* Task to complete *
Please copy exactly the lines that begin with the one containing "Parse this screenshot: output" and end with the last line of the entries.

* Supplied records *
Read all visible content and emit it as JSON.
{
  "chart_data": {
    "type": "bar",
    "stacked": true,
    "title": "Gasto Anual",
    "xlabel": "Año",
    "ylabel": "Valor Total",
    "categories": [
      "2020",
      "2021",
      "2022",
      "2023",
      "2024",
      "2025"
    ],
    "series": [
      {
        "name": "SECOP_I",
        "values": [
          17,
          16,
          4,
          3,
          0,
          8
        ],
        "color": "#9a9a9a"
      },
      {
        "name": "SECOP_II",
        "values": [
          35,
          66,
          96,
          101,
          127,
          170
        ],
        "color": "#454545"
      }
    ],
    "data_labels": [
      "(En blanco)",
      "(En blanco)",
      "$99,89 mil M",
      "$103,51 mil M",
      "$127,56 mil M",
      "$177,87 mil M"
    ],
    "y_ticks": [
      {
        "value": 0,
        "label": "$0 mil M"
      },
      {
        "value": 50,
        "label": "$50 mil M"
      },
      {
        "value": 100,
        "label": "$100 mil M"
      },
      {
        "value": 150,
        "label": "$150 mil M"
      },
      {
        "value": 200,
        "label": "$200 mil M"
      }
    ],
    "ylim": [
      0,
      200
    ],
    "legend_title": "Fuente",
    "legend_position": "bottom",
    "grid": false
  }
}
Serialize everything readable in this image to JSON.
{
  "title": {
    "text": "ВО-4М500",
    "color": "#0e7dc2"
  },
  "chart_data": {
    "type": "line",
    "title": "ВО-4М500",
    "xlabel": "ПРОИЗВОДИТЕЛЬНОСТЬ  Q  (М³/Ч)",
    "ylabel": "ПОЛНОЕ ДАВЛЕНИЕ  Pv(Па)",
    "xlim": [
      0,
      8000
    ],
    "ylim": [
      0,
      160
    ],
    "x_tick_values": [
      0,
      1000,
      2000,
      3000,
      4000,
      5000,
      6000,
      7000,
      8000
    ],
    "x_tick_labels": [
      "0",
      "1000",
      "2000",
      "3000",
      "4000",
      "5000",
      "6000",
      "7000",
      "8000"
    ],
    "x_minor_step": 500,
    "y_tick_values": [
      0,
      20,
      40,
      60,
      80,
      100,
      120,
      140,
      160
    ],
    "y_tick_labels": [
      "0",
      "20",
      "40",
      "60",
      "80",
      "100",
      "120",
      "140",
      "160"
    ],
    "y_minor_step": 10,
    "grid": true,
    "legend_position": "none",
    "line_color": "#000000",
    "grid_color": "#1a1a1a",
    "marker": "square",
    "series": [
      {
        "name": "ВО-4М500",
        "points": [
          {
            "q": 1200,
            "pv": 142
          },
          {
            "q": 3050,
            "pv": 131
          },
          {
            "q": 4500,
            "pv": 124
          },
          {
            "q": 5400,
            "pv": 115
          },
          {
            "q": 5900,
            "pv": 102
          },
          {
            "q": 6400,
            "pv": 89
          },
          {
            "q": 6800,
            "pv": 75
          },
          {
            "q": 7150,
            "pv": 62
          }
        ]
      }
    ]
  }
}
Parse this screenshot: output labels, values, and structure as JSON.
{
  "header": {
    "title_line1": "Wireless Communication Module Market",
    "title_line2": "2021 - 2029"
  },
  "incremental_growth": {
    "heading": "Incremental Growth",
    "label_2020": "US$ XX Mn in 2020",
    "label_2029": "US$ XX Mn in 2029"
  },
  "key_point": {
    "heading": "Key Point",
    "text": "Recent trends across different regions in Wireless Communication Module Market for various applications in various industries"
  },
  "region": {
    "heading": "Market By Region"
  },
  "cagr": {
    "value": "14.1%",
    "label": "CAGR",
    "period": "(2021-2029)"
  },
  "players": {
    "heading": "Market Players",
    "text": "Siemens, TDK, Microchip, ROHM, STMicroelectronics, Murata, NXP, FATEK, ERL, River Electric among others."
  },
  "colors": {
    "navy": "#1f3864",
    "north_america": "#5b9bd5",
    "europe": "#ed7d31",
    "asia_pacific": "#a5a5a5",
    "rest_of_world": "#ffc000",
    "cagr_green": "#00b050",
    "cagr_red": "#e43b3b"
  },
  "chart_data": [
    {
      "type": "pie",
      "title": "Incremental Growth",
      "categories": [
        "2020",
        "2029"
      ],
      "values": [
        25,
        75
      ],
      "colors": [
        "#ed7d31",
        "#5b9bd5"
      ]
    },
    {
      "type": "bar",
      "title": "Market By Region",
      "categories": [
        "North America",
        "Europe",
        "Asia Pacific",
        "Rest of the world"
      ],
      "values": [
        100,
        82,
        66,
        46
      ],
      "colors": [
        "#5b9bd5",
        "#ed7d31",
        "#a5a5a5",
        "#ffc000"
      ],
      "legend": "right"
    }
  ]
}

* In response *
Parse this screenshot: output labels, values, and structure as JSON.
{
  "header": {
    "title_line1": "Wireless Communication Module Market",
    "title_line2": "2021 - 2029"
  },
  "incremental_growth": {
    "heading": "Incremental Growth",
    "label_2020": "US$ XX Mn in 2020",
    "label_2029": "US$ XX Mn in 2029"
  },
  "key_point": {
    "heading": "Key Point",
    "text": "Recent trends across different regions in Wireless Communication Module Market for various applications in various industries"
  },
  "region": {
    "heading": "Market By Region"
  },
  "cagr": {
    "value": "14.1%",
    "label": "CAGR",
    "period": "(2021-2029)"
  },
  "players": {
    "heading": "Market Players",
    "text": "Siemens, TDK, Microchip, ROHM, STMicroelectronics, Murata, NXP, FATEK, ERL, River Electric among others."
  },
  "colors": {
    "navy": "#1f3864",
    "north_america": "#5b9bd5",
    "europe": "#ed7d31",
    "asia_pacific": "#a5a5a5",
    "rest_of_world": "#ffc000",
    "cagr_green": "#00b050",
    "cagr_red": "#e43b3b"
  },
  "chart_data": [
    {
      "type": "pie",
      "title": "Incremental Growth",
      "categories": [
        "2020",
        "2029"
      ],
      "values": [
        25,
        75
      ],
      "colors": [
        "#ed7d31",
        "#5b9bd5"
      ]
    },
    {
      "type": "bar",
      "title": "Market By Region",
      "categories": [
        "North America",
        "Europe",
        "Asia Pacific",
        "Rest of the world"
      ],
      "values": [
        100,
        82,
        66,
        46
      ],
      "colors": [
        "#5b9bd5",
        "#ed7d31",
        "#a5a5a5",
        "#ffc000"
      ],
      "legend": "right"
    }
  ]
}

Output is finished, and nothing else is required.